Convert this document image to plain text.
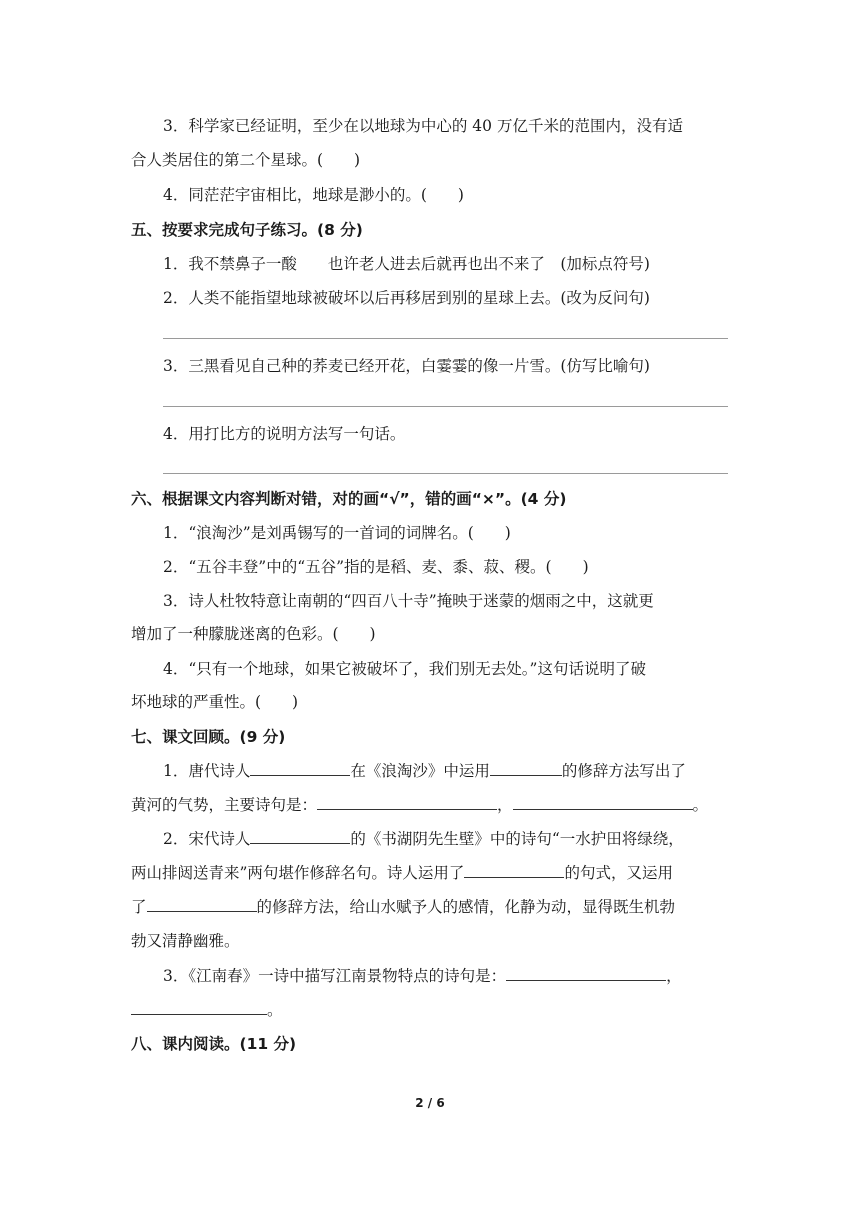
3．科学家已经证明，至少在以地球为中心的 40 万亿千米的范围内，没有适
合人类居住的第二个星球。(　　)
4．同茫茫宇宙相比，地球是渺小的。(　　)
五、按要求完成句子练习。(8 分)
1．我不禁鼻子一酸　　也许老人进去后就再也出不来了　(加标点符号)
2．人类不能指望地球被破坏以后再移居到别的星球上去。(改为反问句)
3．三黑看见自己种的荞麦已经开花，白霎霎的像一片雪。(仿写比喻句)
4．用打比方的说明方法写一句话。
六、根据课文内容判断对错，对的画“√”，错的画“×”。(4 分)
1．“浪淘沙”是刘禹锡写的一首词的词牌名。(　　)
2．“五谷丰登”中的“五谷”指的是稻、麦、黍、菽、稷。(　　)
3．诗人杜牧特意让南朝的“四百八十寺”掩映于迷蒙的烟雨之中，这就更
增加了一种朦胧迷离的色彩。(　　)
4．“只有一个地球，如果它被破坏了，我们别无去处。”这句话说明了破
坏地球的严重性。(　　)
七、课文回顾。(9 分)
1．唐代诗人	在《浪淘沙》中运用	的修辞方法写出了
黄河的气势，主要诗句是：	，	。
2．宋代诗人	的《书湖阴先生壁》中的诗句“一水护田将绿绕，
两山排闼送青来”两句堪作修辞名句。诗人运用了	的句式，又运用
了	的修辞方法，给山水赋予人的感情，化静为动，显得既生机勃
勃又清静幽雅。
3．《江南春》一诗中描写江南景物特点的诗句是：	，
。
八、课内阅读。(11 分)
2 / 6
**********
Exercise description: Exclude the pictures. Write out the remaining data exactly.

Response to this exercise:
Convert this document image to plain text.
3．科学家已经证明，至少在以地球为中心的 40 万亿千米的范围内，没有适
合人类居住的第二个星球。(　　)
4．同茫茫宇宙相比，地球是渺小的。(　　)
五、按要求完成句子练习。(8 分)
1．我不禁鼻子一酸　　也许老人进去后就再也出不来了　(加标点符号)
2．人类不能指望地球被破坏以后再移居到别的星球上去。(改为反问句)
3．三黑看见自己种的荞麦已经开花，白霎霎的像一片雪。(仿写比喻句)
4．用打比方的说明方法写一句话。
六、根据课文内容判断对错，对的画“√”，错的画“×”。(4 分)
1．“浪淘沙”是刘禹锡写的一首词的词牌名。(　　)
2．“五谷丰登”中的“五谷”指的是稻、麦、黍、菽、稷。(　　)
3．诗人杜牧特意让南朝的“四百八十寺”掩映于迷蒙的烟雨之中，这就更
增加了一种朦胧迷离的色彩。(　　)
4．“只有一个地球，如果它被破坏了，我们别无去处。”这句话说明了破
坏地球的严重性。(　　)
七、课文回顾。(9 分)
1．唐代诗人	在《浪淘沙》中运用	的修辞方法写出了
黄河的气势，主要诗句是：	，	。
2．宋代诗人	的《书湖阴先生壁》中的诗句“一水护田将绿绕，
两山排闼送青来”两句堪作修辞名句。诗人运用了	的句式，又运用
了	的修辞方法，给山水赋予人的感情，化静为动，显得既生机勃
勃又清静幽雅。
3．《江南春》一诗中描写江南景物特点的诗句是：	，
。
八、课内阅读。(11 分)
2 / 6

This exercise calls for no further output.